-- Begin INPUT --

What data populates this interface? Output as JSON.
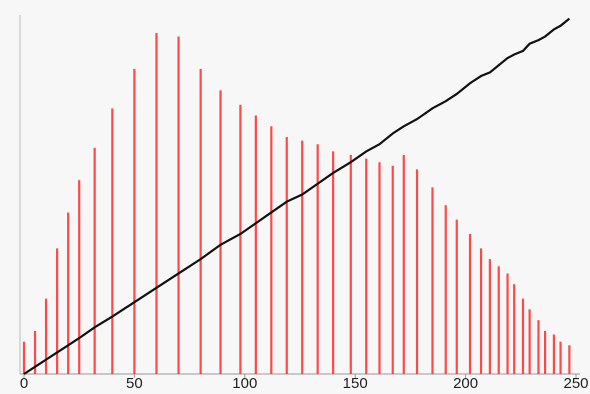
{
  "chart_data": {
    "type": "bar",
    "x": [
      0,
      5,
      10,
      15,
      20,
      25,
      32,
      40,
      50,
      60,
      70,
      80,
      89,
      98,
      105,
      112,
      119,
      126,
      133,
      140,
      148,
      155,
      161,
      167,
      172,
      178,
      185,
      191,
      196,
      202,
      207,
      211,
      215,
      219,
      222,
      226,
      229,
      233,
      236,
      240,
      243,
      247
    ],
    "series": [
      {
        "type": "bar",
        "color": "#ff2a2a",
        "values": [
          9,
          12,
          21,
          35,
          45,
          54,
          63,
          74,
          85,
          95,
          94,
          85,
          79,
          75,
          72,
          69,
          66,
          65,
          64,
          62,
          61,
          60,
          59,
          58,
          61,
          57,
          52,
          47,
          43,
          39,
          35,
          32,
          30,
          28,
          25,
          21,
          18,
          15,
          12,
          11,
          9,
          8
        ]
      },
      {
        "type": "line",
        "color": "#111111",
        "values": [
          0,
          2,
          4,
          6,
          8,
          10,
          13,
          16,
          20,
          24,
          28,
          32,
          36,
          39,
          42,
          45,
          48,
          50,
          53,
          56,
          59,
          62,
          64,
          67,
          69,
          71,
          74,
          76,
          78,
          81,
          83,
          84,
          86,
          88,
          89,
          90,
          92,
          93,
          94,
          96,
          97,
          99
        ]
      }
    ],
    "xlim": [
      0,
      250
    ],
    "xticks": [
      0,
      50,
      100,
      150,
      200,
      250
    ],
    "ylim": [
      0,
      100
    ]
  }
}
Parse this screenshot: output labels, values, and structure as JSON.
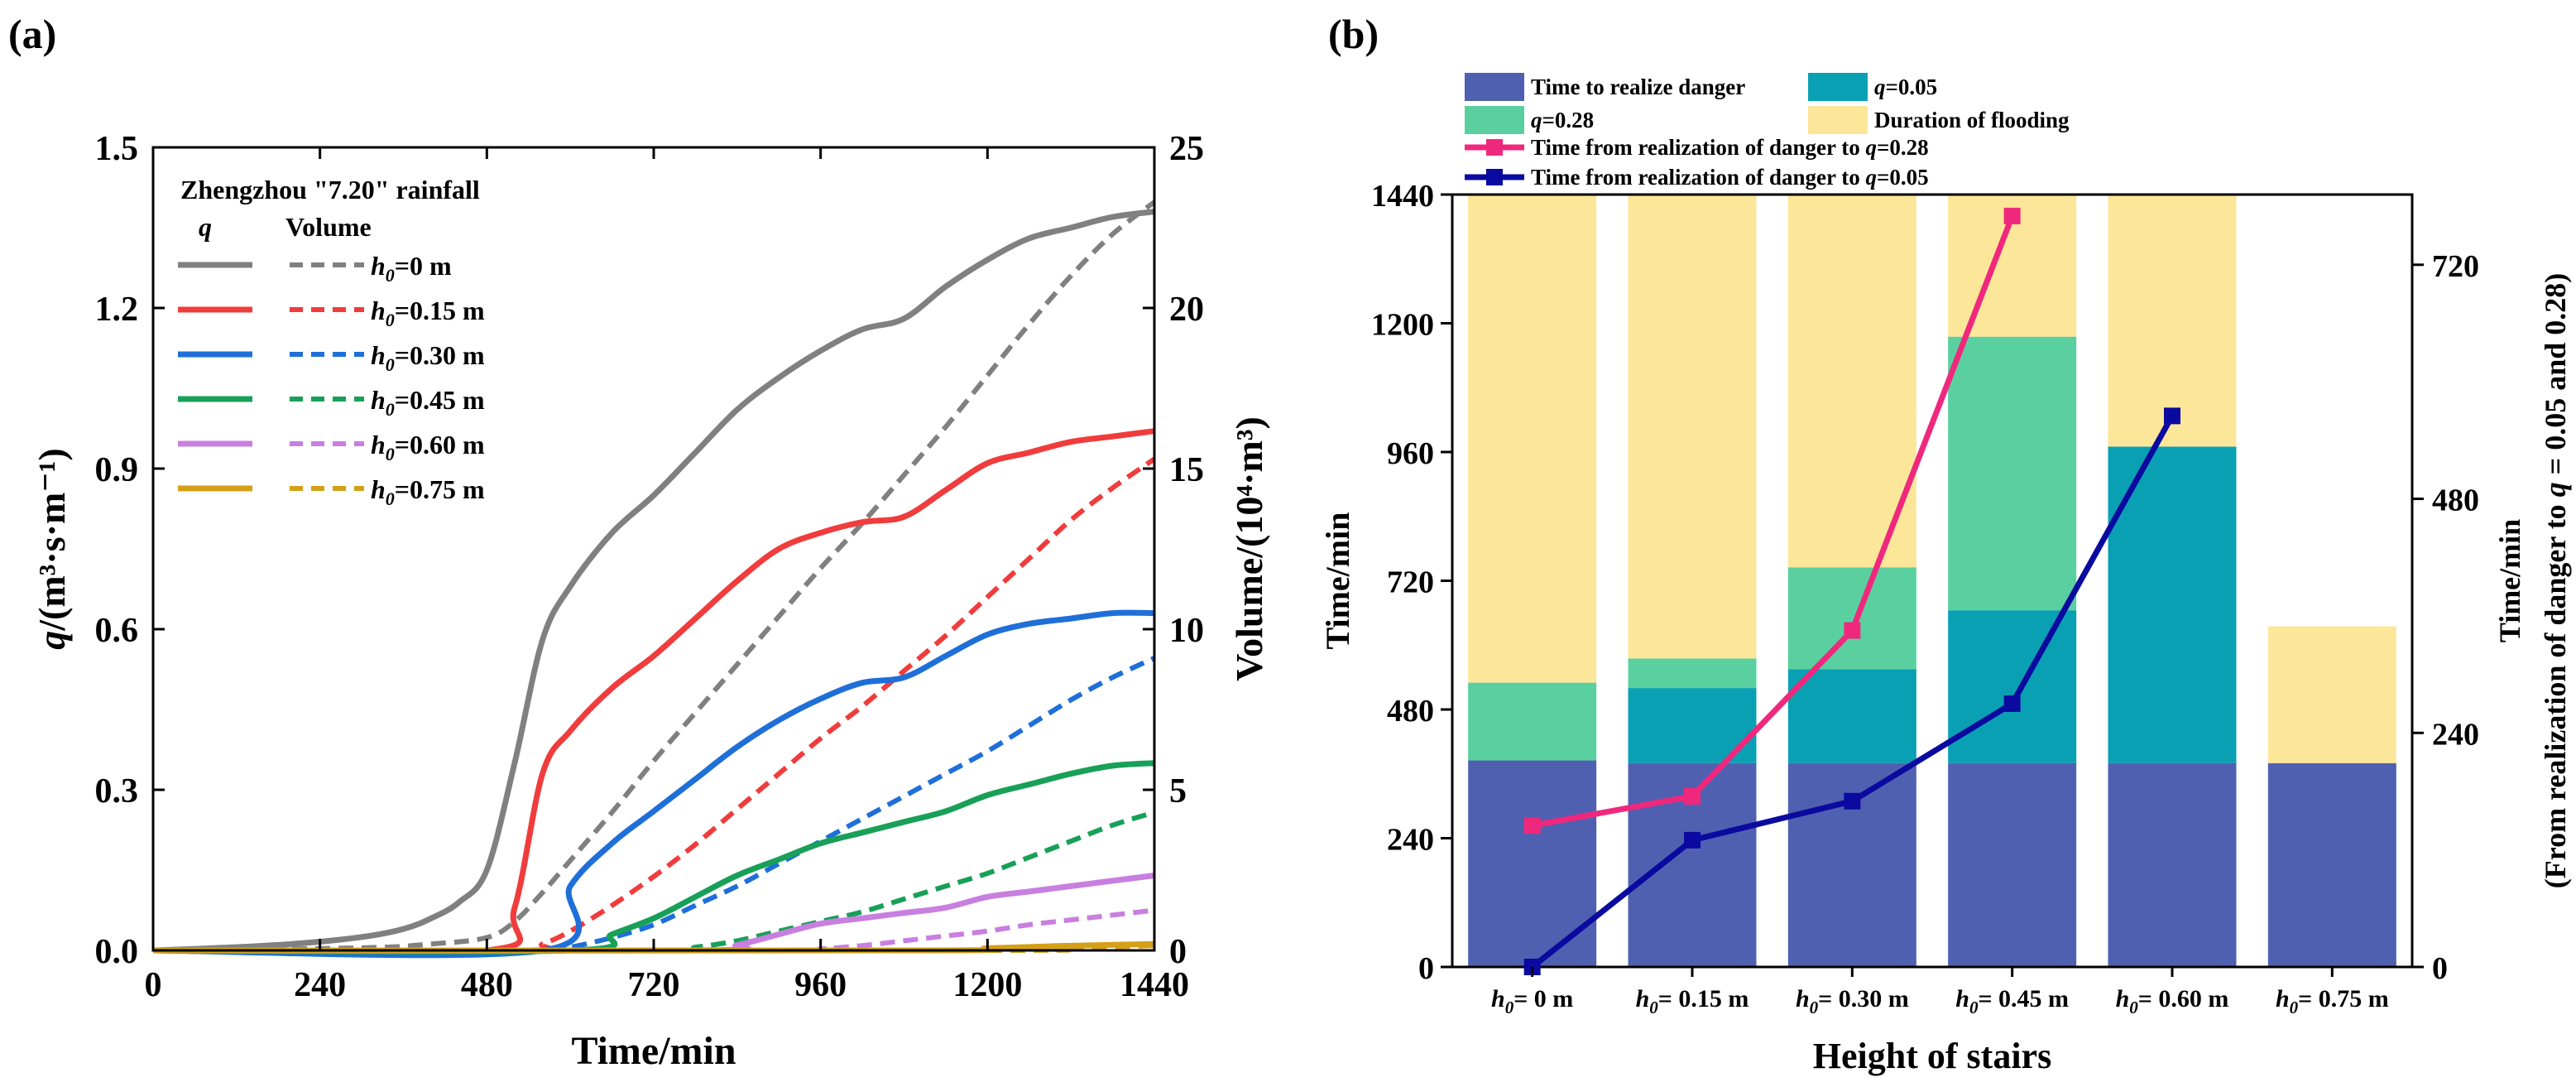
{
  "figure": {
    "panel_a_label": "(a)",
    "panel_b_label": "(b)"
  },
  "chart_data": [
    {
      "panel": "(a)",
      "type": "line",
      "title": "",
      "xlabel": "Time/min",
      "ylabel": "q/(m³·s·m⁻¹)",
      "y2label": "Volume/(10⁴·m³)",
      "xlim": [
        0,
        1440
      ],
      "ylim": [
        0,
        1.5
      ],
      "y2lim": [
        0,
        25
      ],
      "x_ticks": [
        "0",
        "240",
        "480",
        "720",
        "960",
        "1200",
        "1440"
      ],
      "y_ticks": [
        "0.0",
        "0.3",
        "0.6",
        "0.9",
        "1.2",
        "1.5"
      ],
      "y2_ticks": [
        "0",
        "5",
        "10",
        "15",
        "20",
        "25"
      ],
      "legend": {
        "title": "Zhengzhou \"7.20\" rainfall",
        "col_q": "q",
        "col_volume": "Volume",
        "entries": [
          "h0=0 m",
          "h0=0.15 m",
          "h0=0.30 m",
          "h0=0.45 m",
          "h0=0.60 m",
          "h0=0.75 m"
        ]
      },
      "colors": [
        "#808080",
        "#f03c3c",
        "#1f6fd9",
        "#18a058",
        "#c87fe0",
        "#d4a017"
      ],
      "q_series": [
        {
          "name": "h0=0 m",
          "x": [
            0,
            100,
            200,
            300,
            360,
            400,
            440,
            480,
            520,
            560,
            600,
            660,
            720,
            780,
            840,
            900,
            960,
            1020,
            1080,
            1140,
            1200,
            1260,
            1320,
            1380,
            1440
          ],
          "values": [
            0,
            0.005,
            0.012,
            0.025,
            0.04,
            0.06,
            0.09,
            0.15,
            0.35,
            0.58,
            0.68,
            0.78,
            0.85,
            0.93,
            1.01,
            1.07,
            1.12,
            1.16,
            1.18,
            1.24,
            1.29,
            1.33,
            1.35,
            1.37,
            1.38
          ]
        },
        {
          "name": "h0=0.15 m",
          "x": [
            0,
            480,
            520,
            560,
            600,
            660,
            720,
            780,
            840,
            900,
            960,
            1020,
            1080,
            1140,
            1200,
            1260,
            1320,
            1380,
            1440
          ],
          "values": [
            0,
            0,
            0.08,
            0.33,
            0.41,
            0.49,
            0.55,
            0.62,
            0.69,
            0.75,
            0.78,
            0.8,
            0.81,
            0.86,
            0.91,
            0.93,
            0.95,
            0.96,
            0.97
          ]
        },
        {
          "name": "h0=0.30 m",
          "x": [
            0,
            560,
            600,
            660,
            720,
            780,
            840,
            900,
            960,
            1020,
            1080,
            1140,
            1200,
            1260,
            1320,
            1380,
            1440
          ],
          "values": [
            0,
            0,
            0.12,
            0.2,
            0.26,
            0.32,
            0.38,
            0.43,
            0.47,
            0.5,
            0.51,
            0.55,
            0.59,
            0.61,
            0.62,
            0.63,
            0.63
          ]
        },
        {
          "name": "h0=0.45 m",
          "x": [
            0,
            600,
            660,
            720,
            780,
            840,
            900,
            960,
            1020,
            1080,
            1140,
            1200,
            1260,
            1320,
            1380,
            1440
          ],
          "values": [
            0,
            0,
            0.03,
            0.06,
            0.1,
            0.14,
            0.17,
            0.2,
            0.22,
            0.24,
            0.26,
            0.29,
            0.31,
            0.33,
            0.345,
            0.35
          ]
        },
        {
          "name": "h0=0.60 m",
          "x": [
            0,
            780,
            840,
            900,
            960,
            1020,
            1080,
            1140,
            1200,
            1260,
            1320,
            1380,
            1440
          ],
          "values": [
            0,
            0,
            0.01,
            0.03,
            0.05,
            0.06,
            0.07,
            0.08,
            0.1,
            0.11,
            0.12,
            0.13,
            0.14
          ]
        },
        {
          "name": "h0=0.75 m",
          "x": [
            0,
            1100,
            1200,
            1300,
            1440
          ],
          "values": [
            0,
            0,
            0.004,
            0.008,
            0.012
          ]
        }
      ],
      "volume_series": [
        {
          "name": "h0=0 m",
          "x": [
            0,
            300,
            400,
            480,
            520,
            560,
            600,
            660,
            720,
            780,
            840,
            900,
            960,
            1020,
            1080,
            1140,
            1200,
            1260,
            1320,
            1380,
            1440
          ],
          "values": [
            0,
            0.08,
            0.2,
            0.4,
            0.9,
            1.8,
            2.8,
            4.3,
            5.9,
            7.4,
            8.9,
            10.4,
            11.9,
            13.3,
            14.8,
            16.3,
            17.9,
            19.5,
            21,
            22.3,
            23.3
          ]
        },
        {
          "name": "h0=0.15 m",
          "x": [
            0,
            520,
            560,
            600,
            660,
            720,
            780,
            840,
            900,
            960,
            1020,
            1080,
            1140,
            1200,
            1260,
            1320,
            1380,
            1440
          ],
          "values": [
            0,
            0,
            0.2,
            0.6,
            1.4,
            2.3,
            3.3,
            4.4,
            5.5,
            6.6,
            7.6,
            8.7,
            9.8,
            11,
            12.2,
            13.4,
            14.4,
            15.3
          ]
        },
        {
          "name": "h0=0.30 m",
          "x": [
            0,
            560,
            600,
            660,
            720,
            780,
            840,
            900,
            960,
            1020,
            1080,
            1140,
            1200,
            1260,
            1320,
            1380,
            1440
          ],
          "values": [
            0,
            0,
            0.1,
            0.4,
            0.8,
            1.4,
            2,
            2.7,
            3.4,
            4.1,
            4.8,
            5.5,
            6.2,
            7,
            7.8,
            8.5,
            9.1
          ]
        },
        {
          "name": "h0=0.45 m",
          "x": [
            0,
            720,
            780,
            840,
            900,
            960,
            1020,
            1080,
            1140,
            1200,
            1260,
            1320,
            1380,
            1440
          ],
          "values": [
            0,
            0,
            0.1,
            0.3,
            0.6,
            0.9,
            1.2,
            1.6,
            2,
            2.4,
            2.9,
            3.4,
            3.9,
            4.3
          ]
        },
        {
          "name": "h0=0.60 m",
          "x": [
            0,
            900,
            960,
            1020,
            1080,
            1140,
            1200,
            1260,
            1320,
            1380,
            1440
          ],
          "values": [
            0,
            0,
            0.05,
            0.15,
            0.3,
            0.45,
            0.6,
            0.8,
            0.95,
            1.1,
            1.25
          ]
        },
        {
          "name": "h0=0.75 m",
          "x": [
            0,
            1200,
            1300,
            1440
          ],
          "values": [
            0,
            0,
            0.05,
            0.15
          ]
        }
      ]
    },
    {
      "panel": "(b)",
      "type": "bar",
      "stacked": true,
      "title": "",
      "xlabel": "Height of stairs",
      "ylabel": "Time/min",
      "y2label": "Time/min",
      "y2sublabel": "(From realization of danger to q = 0.05 and 0.28)",
      "ylim": [
        0,
        1440
      ],
      "y2lim": [
        0,
        792
      ],
      "y_ticks": [
        "0",
        "240",
        "480",
        "720",
        "960",
        "1200",
        "1440"
      ],
      "y2_ticks": [
        "0",
        "240",
        "480",
        "720"
      ],
      "categories": [
        "h0= 0 m",
        "h0= 0.15 m",
        "h0= 0.30 m",
        "h0= 0.45 m",
        "h0= 0.60 m",
        "h0= 0.75 m"
      ],
      "series": [
        {
          "name": "Time to realize danger",
          "color": "#5060b0",
          "values": [
            385,
            380,
            380,
            380,
            380,
            380
          ]
        },
        {
          "name": "q=0.05",
          "color": "#0aa0b4",
          "values": [
            0,
            140,
            175,
            285,
            590,
            0
          ]
        },
        {
          "name": "q=0.28",
          "color": "#5ad0a0",
          "values": [
            145,
            55,
            190,
            510,
            0,
            0
          ]
        },
        {
          "name": "Duration of flooding",
          "color": "#fce69a",
          "values": [
            910,
            865,
            695,
            265,
            470,
            255
          ]
        }
      ],
      "line_series": [
        {
          "name": "Time from realization of danger to q=0.28",
          "color": "#f0287d",
          "values": [
            145,
            175,
            345,
            770,
            null,
            null
          ]
        },
        {
          "name": "Time from realization of danger to q=0.05",
          "color": "#0a0aa0",
          "values": [
            0,
            130,
            170,
            270,
            565,
            null
          ]
        }
      ],
      "legend": [
        {
          "label": "Time to realize danger"
        },
        {
          "label": "q=0.05"
        },
        {
          "label": "q=0.28"
        },
        {
          "label": "Duration of flooding"
        },
        {
          "label": "Time from realization of danger to q=0.28"
        },
        {
          "label": "Time from realization of danger to q=0.05"
        }
      ]
    }
  ]
}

-- End INPUT --

▶ [GOAL]: Copy every line of the listing containing the string "JSON".

▶ [THE COMPLETED TASK]:
What data populates this interface? Output as JSON.
Parse this screenshot: output labels, values, and structure as JSON.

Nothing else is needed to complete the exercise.